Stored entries
########

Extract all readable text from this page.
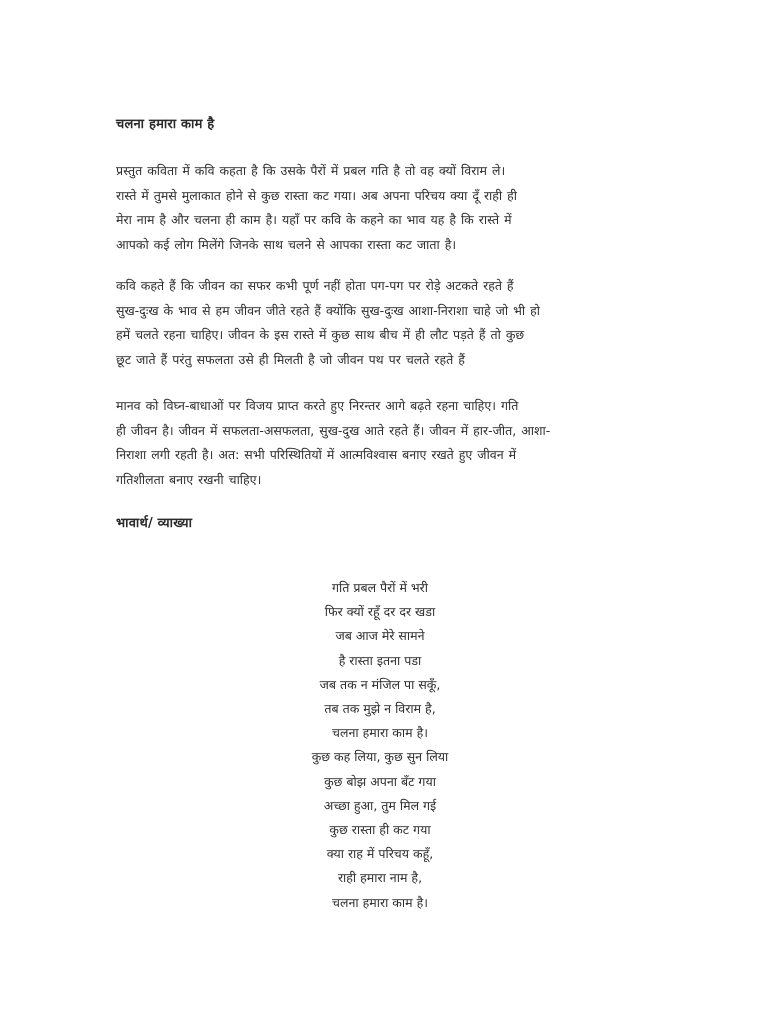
चलना हमारा काम है

प्रस्तुत कविता में कवि कहता है कि उसके पैरों में प्रबल गति है तो वह क्यों विराम ले।
रास्ते में तुमसे मुलाकात होने से कुछ रास्ता कट गया। अब अपना परिचय क्या दूँ राही ही
मेरा नाम है और चलना ही काम है। यहाँ पर कवि के कहने का भाव यह है कि रास्ते में
आपको कई लोग मिलेंगे जिनके साथ चलने से आपका रास्ता कट जाता है।

कवि कहते हैं कि जीवन का सफर कभी पूर्ण नहीं होता पग-पग पर रोड़े अटकते रहते हैं
सुख-दुःख के भाव से हम जीवन जीते रहते हैं क्योंकि सुख-दुःख आशा-निराशा चाहे जो भी हो
हमें चलते रहना चाहिए। जीवन के इस रास्ते में कुछ साथ बीच में ही लौट पड़ते हैं तो कुछ
छूट जाते हैं परंतु सफलता उसे ही मिलती है जो जीवन पथ पर चलते रहते हैं

मानव को विघ्न-बाधाओं पर विजय प्राप्त करते हुए निरन्तर आगे बढ़ते रहना चाहिए। गति
ही जीवन है। जीवन में सफलता-असफलता, सुख-दुख आते रहते हैं। जीवन में हार-जीत, आशा-
निराशा लगी रहती है। अत: सभी परिस्थितियों में आत्मविश्वास बनाए रखते हुए जीवन में
गतिशीलता बनाए रखनी चाहिए।

भावार्थ/ व्याख्या
गति प्रबल पैरों में भरी
फिर क्यों रहूँ दर दर खडा
जब आज मेरे सामने
है रास्ता इतना पडा
जब तक न मंजिल पा सकूँ,
तब तक मुझे न विराम है,
चलना हमारा काम है।
कुछ कह लिया, कुछ सुन लिया
कुछ बोझ अपना बँट गया
अच्छा हुआ, तुम मिल गई
कुछ रास्ता ही कट गया
क्या राह में परिचय कहूँ,
राही हमारा नाम है,
चलना हमारा काम है।
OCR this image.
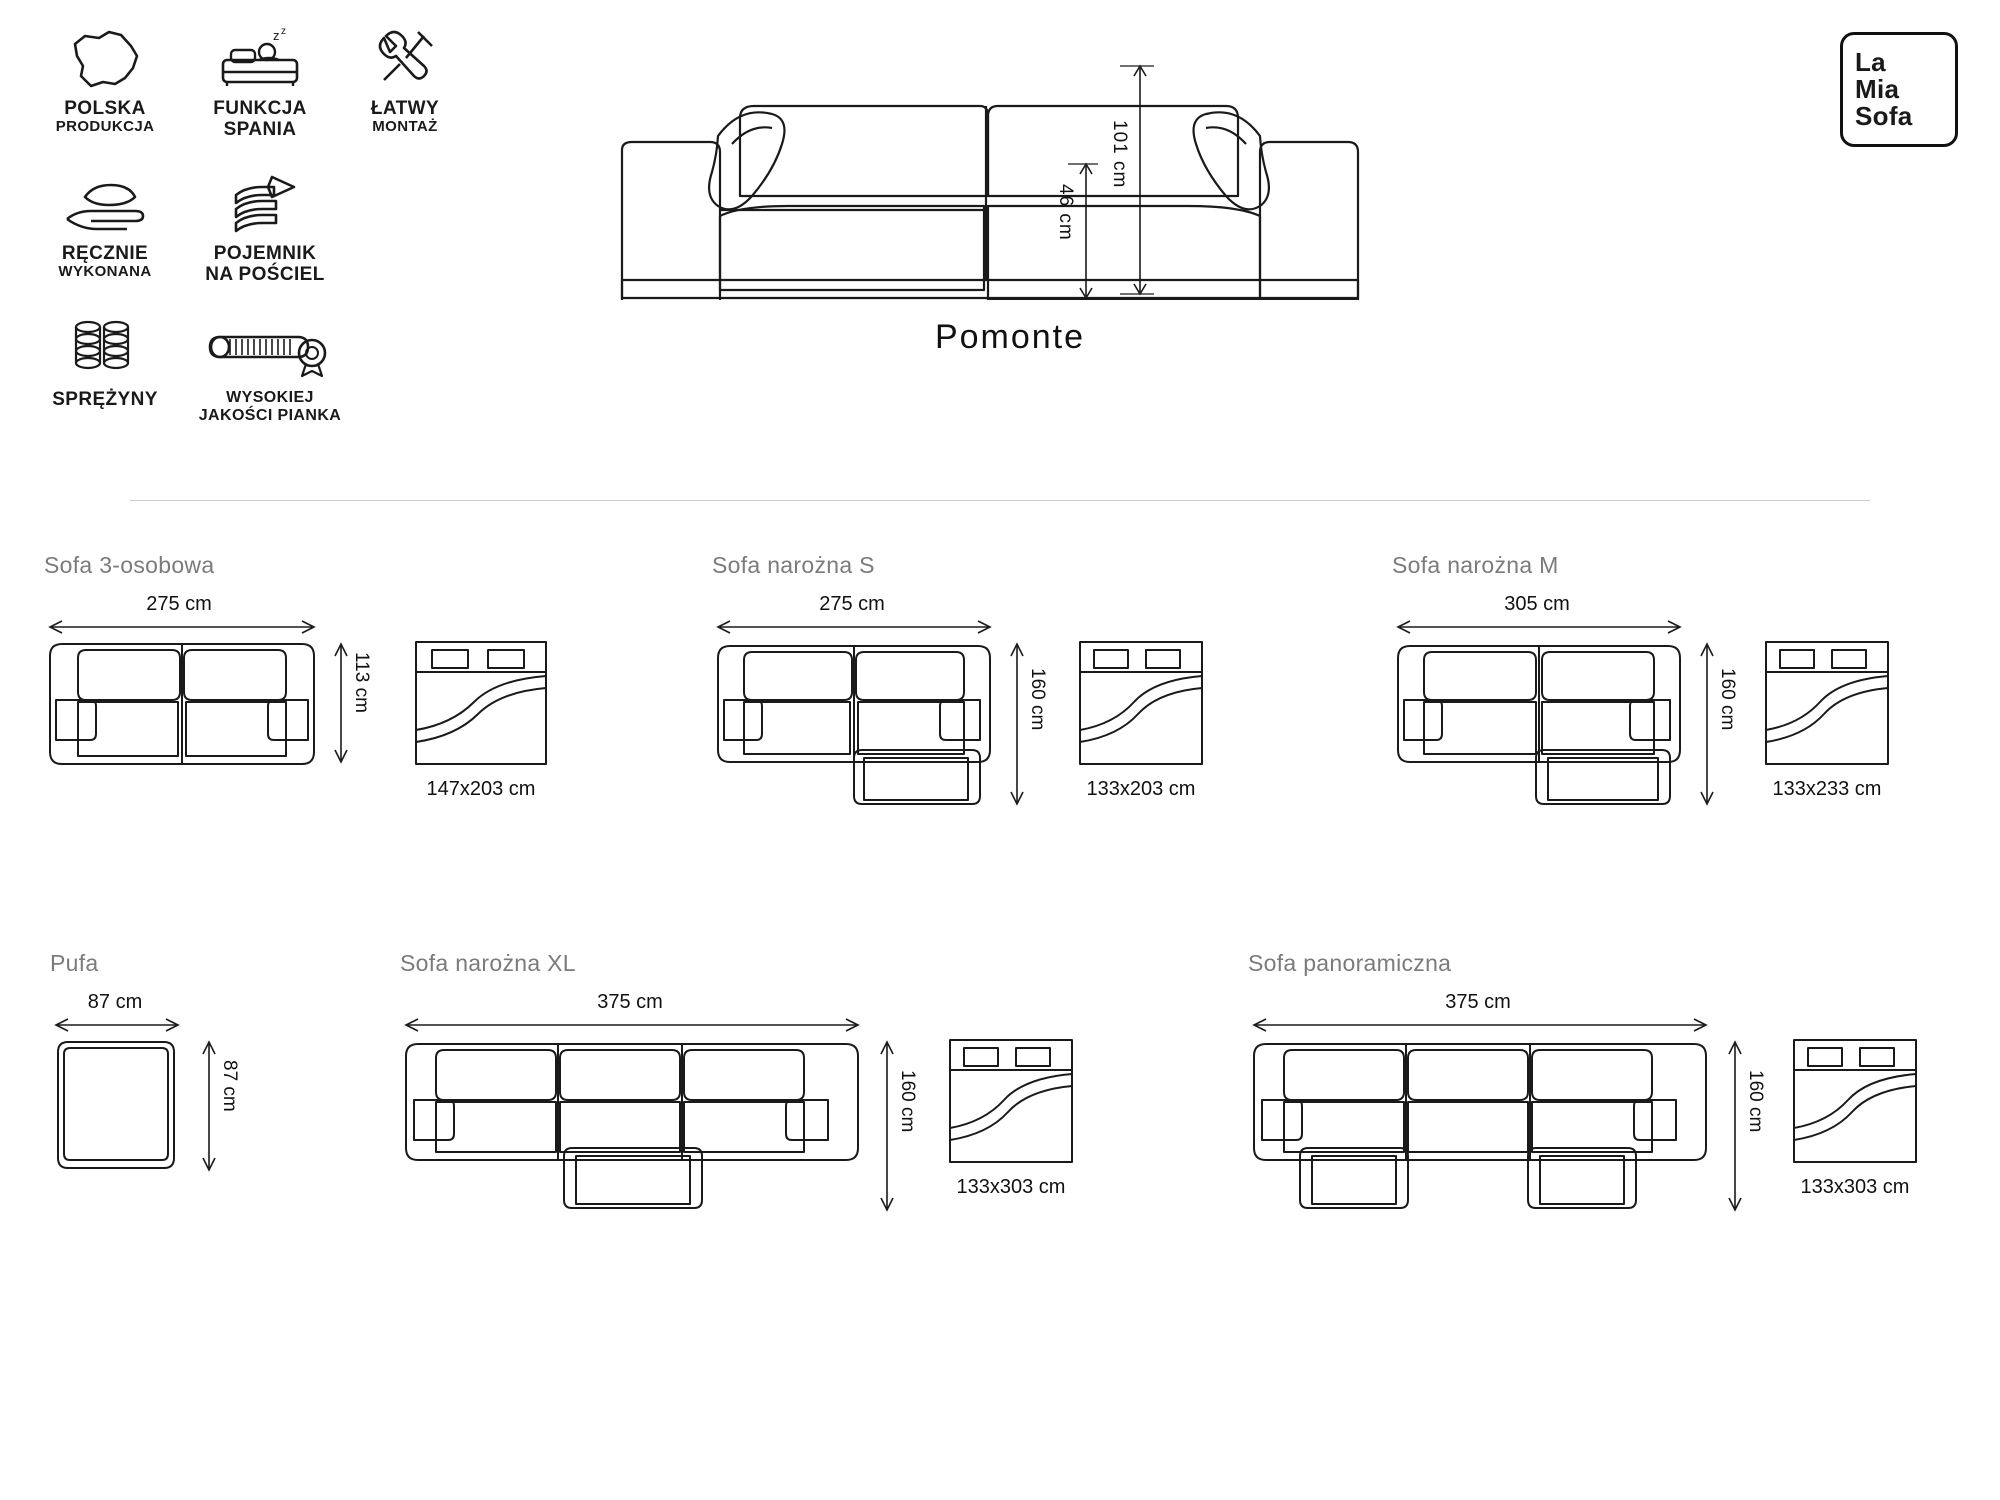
POLSKA
PRODUKCJA
z z
FUNKCJA
SPANIA
ŁATWY
MONTAŻ
RĘCZNIE
WYKONANA
POJEMNIK
NA POŚCIEL
SPRĘŻYNY	WYSOKIEJ
JAKOŚCI PIANKA
101 cm
46 cm
Pomonte
La
Mia
Sofa
Sofa 3-osobowa
275 cm
113 cm
147x203 cm
Sofa narożna S
275 cm
160 cm
133x203 cm
Sofa narożna M
305 cm
160 cm
133x233 cm
Pufa
87 cm
87 cm
Sofa narożna XL
375 cm
160 cm
133x303 cm
Sofa panoramiczna
375 cm
160 cm
133x303 cm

########

■ PROBLEM TO SOLVE: Please retype the entries above word for word, but only from the line containing "OCR this image." through the last line, and without the pictures.

■ SOLUTION TO THIS EXERCISE:
OCR this image.
POLSKA
PRODUKCJA
z z
FUNKCJA
SPANIA
ŁATWY
MONTAŻ
RĘCZNIE
WYKONANA
POJEMNIK
NA POŚCIEL
SPRĘŻYNY	WYSOKIEJ
JAKOŚCI PIANKA
101 cm
46 cm
Pomonte
La
Mia
Sofa
Sofa 3-osobowa
275 cm
113 cm
147x203 cm
Sofa narożna S
275 cm
160 cm
133x203 cm
Sofa narożna M
305 cm
160 cm
133x233 cm
Pufa
87 cm
87 cm
Sofa narożna XL
375 cm
160 cm
133x303 cm
Sofa panoramiczna
375 cm
160 cm
133x303 cm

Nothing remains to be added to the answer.